WHAT IS NEEDED.
Starting at the first line and ending with the line that contains "Text: Contains HM", lay out those lines as a Markdown table with the columns "Row" and "Line", leaving out any blank lines.

[Dataset lines]
* START *

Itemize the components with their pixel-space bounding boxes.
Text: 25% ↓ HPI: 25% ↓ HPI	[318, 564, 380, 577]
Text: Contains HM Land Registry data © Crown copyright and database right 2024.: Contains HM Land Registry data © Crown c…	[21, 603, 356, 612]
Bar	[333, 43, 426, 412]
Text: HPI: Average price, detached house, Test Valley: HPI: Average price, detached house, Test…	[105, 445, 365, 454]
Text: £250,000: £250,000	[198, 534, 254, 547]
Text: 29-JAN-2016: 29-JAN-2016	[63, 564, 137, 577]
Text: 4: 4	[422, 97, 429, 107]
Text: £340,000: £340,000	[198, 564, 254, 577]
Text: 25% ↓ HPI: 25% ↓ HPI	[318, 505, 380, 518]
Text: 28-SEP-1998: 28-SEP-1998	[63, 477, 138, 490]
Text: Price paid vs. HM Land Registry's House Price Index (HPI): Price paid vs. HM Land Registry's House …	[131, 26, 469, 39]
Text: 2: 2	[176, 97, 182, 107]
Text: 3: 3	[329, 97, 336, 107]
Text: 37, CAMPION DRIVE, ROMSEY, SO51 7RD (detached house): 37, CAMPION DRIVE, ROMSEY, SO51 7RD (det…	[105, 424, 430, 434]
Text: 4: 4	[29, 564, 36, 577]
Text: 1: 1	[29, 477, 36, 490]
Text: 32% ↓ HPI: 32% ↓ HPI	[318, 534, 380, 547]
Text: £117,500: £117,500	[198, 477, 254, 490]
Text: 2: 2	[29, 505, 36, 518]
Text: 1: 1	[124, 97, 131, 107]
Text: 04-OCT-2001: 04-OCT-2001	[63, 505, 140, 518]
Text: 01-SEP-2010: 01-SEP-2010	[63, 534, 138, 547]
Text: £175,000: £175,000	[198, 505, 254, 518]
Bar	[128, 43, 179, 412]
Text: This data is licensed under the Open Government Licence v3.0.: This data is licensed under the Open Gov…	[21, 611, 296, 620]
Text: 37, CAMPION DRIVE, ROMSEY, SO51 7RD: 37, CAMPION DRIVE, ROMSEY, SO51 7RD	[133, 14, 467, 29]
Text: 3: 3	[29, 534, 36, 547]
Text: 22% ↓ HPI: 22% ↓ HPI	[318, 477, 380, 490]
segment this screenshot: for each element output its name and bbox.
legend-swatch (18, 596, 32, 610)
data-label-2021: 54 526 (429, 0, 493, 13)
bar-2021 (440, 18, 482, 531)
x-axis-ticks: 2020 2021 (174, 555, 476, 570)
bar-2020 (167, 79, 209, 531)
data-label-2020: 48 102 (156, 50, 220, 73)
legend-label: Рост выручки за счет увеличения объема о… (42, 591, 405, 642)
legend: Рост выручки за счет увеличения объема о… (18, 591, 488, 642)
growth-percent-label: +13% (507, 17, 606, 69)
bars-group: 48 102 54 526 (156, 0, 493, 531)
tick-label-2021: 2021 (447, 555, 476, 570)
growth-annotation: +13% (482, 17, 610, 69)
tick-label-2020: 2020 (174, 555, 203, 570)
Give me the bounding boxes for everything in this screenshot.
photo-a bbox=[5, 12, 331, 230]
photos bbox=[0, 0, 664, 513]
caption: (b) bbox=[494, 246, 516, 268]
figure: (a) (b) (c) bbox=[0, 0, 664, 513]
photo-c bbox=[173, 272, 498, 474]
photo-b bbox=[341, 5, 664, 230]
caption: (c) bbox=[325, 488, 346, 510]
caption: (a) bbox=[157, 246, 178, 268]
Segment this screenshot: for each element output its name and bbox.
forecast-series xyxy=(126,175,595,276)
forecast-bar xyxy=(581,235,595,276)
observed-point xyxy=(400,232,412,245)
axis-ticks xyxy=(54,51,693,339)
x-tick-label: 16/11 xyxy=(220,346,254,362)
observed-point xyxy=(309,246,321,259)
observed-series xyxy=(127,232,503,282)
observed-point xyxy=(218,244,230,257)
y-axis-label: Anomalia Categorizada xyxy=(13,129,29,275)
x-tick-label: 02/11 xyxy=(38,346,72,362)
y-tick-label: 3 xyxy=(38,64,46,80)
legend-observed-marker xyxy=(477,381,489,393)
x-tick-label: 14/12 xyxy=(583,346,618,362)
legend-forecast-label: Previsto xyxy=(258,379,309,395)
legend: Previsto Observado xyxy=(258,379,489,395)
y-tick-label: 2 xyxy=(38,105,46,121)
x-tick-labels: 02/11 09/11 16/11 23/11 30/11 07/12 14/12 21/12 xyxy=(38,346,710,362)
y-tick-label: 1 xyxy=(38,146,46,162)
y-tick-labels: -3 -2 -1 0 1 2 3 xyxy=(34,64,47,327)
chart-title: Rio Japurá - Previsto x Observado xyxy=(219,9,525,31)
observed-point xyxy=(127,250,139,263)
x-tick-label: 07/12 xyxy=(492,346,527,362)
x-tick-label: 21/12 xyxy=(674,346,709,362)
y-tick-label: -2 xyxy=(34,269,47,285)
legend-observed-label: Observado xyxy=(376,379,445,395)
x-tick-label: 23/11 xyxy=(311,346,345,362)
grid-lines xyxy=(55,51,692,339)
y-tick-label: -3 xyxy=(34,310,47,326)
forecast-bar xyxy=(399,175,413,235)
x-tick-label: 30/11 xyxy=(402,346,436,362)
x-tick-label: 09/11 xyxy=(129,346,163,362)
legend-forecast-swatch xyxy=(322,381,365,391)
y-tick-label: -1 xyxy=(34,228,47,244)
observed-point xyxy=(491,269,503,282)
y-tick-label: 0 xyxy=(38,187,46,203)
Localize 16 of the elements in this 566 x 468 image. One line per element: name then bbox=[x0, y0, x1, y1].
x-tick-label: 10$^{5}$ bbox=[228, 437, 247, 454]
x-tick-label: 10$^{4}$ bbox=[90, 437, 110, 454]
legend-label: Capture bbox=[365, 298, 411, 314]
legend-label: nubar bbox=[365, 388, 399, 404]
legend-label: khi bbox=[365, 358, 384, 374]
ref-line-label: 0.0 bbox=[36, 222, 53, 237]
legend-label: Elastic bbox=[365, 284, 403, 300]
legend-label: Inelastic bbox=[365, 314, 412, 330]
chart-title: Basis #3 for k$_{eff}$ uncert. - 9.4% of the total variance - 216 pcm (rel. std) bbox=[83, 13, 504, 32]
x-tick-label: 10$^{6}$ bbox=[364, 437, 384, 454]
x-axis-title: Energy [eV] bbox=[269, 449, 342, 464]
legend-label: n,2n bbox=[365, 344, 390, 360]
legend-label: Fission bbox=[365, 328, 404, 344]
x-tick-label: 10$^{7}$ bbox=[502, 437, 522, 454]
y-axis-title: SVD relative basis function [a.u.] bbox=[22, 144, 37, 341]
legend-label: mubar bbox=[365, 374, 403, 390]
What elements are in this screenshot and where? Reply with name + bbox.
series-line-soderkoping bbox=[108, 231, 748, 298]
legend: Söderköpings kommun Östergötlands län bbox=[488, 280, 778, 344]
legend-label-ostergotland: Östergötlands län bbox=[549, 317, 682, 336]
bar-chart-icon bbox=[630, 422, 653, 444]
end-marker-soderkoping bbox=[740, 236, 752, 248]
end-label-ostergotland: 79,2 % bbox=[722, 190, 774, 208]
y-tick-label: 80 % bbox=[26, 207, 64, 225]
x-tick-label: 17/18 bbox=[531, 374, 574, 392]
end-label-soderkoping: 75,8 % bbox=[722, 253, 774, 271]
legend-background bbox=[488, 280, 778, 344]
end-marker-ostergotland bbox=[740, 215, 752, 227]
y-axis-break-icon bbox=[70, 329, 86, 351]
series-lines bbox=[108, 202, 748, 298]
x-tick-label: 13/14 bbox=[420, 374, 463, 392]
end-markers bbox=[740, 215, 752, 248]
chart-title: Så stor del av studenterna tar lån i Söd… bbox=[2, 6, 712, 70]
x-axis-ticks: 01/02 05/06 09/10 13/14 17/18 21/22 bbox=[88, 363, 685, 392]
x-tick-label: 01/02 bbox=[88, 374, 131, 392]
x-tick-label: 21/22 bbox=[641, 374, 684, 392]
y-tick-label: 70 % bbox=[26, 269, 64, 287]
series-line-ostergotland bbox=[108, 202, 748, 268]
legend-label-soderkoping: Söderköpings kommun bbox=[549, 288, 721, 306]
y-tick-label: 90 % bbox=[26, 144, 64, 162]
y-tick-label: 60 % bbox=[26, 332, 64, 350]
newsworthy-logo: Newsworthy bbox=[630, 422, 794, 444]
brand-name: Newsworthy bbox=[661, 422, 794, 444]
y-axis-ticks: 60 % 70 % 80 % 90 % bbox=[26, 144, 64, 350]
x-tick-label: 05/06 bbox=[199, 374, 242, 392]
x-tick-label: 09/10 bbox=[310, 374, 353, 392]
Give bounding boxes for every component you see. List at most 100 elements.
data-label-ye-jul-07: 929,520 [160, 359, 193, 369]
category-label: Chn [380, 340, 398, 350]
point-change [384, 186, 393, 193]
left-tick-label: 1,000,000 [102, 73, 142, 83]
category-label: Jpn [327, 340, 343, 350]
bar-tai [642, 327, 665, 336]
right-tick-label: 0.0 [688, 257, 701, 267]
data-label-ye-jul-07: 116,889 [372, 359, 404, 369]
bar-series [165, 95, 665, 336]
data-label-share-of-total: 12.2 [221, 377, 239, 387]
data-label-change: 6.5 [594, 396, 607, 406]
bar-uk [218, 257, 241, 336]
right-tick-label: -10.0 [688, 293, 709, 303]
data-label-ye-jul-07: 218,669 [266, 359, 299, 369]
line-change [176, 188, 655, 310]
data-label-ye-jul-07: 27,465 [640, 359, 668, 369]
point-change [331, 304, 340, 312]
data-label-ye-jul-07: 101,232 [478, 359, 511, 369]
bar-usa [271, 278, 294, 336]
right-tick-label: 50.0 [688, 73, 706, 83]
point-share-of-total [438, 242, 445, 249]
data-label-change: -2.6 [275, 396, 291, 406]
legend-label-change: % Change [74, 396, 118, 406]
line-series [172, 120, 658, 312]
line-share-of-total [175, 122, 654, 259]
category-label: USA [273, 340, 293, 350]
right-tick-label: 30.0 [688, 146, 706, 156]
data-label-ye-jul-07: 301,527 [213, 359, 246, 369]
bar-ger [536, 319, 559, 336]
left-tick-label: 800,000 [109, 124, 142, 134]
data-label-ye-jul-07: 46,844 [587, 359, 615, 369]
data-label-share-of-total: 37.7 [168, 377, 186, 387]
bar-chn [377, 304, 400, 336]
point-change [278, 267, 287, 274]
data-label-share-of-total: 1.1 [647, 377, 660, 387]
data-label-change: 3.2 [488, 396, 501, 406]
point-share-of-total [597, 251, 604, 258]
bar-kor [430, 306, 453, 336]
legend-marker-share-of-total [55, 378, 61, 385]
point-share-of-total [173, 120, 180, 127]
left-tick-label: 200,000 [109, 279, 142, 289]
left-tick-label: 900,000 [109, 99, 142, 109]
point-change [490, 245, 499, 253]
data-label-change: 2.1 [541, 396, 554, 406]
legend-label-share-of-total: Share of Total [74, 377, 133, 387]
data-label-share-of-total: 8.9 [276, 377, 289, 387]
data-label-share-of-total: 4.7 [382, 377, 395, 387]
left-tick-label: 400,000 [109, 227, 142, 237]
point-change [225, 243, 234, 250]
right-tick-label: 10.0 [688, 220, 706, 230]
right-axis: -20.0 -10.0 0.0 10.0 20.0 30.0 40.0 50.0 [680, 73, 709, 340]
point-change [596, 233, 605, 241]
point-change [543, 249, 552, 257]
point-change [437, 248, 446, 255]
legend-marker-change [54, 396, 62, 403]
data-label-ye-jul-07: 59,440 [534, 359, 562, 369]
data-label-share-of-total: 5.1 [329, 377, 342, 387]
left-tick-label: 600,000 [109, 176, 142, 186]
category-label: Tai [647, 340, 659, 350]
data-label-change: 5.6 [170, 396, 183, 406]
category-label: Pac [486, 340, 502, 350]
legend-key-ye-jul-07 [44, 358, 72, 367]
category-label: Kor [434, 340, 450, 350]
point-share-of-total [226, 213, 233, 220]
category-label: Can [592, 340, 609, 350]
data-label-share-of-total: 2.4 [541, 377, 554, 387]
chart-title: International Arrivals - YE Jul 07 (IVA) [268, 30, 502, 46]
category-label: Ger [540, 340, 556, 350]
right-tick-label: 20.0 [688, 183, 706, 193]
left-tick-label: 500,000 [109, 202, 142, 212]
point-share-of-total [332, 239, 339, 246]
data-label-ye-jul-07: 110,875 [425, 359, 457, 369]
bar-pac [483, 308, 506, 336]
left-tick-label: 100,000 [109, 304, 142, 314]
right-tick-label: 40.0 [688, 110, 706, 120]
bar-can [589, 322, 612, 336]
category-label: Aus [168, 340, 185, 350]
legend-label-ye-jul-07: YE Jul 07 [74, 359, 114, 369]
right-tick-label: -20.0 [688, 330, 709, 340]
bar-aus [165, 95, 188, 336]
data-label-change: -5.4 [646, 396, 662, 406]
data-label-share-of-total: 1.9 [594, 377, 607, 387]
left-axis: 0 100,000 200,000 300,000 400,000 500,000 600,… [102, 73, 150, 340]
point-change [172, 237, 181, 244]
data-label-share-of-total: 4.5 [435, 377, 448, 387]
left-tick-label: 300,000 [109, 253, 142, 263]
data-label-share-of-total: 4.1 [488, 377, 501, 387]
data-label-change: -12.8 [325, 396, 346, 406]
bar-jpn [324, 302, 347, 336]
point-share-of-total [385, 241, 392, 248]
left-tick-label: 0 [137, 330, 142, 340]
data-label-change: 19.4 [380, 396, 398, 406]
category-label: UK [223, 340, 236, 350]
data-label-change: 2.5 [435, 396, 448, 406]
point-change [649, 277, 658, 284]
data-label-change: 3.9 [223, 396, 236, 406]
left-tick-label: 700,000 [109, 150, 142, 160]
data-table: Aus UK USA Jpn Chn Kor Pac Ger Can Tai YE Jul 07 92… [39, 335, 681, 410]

* END *

EXERCISE ANSWER.
| Row | Line |
|---|---|
| 1 | Itemize the components with their pixel-space bounding boxes. |
| 2 | Text: 25% ↓ HPI: 25% ↓ HPI	[318, 564, 380, 577] |
| 3 | Text: Contains HM Land Registry data © Crown copyright and database right 2024.: Contains HM Land Registry data © Crown c…	[21, 603, 356, 612] |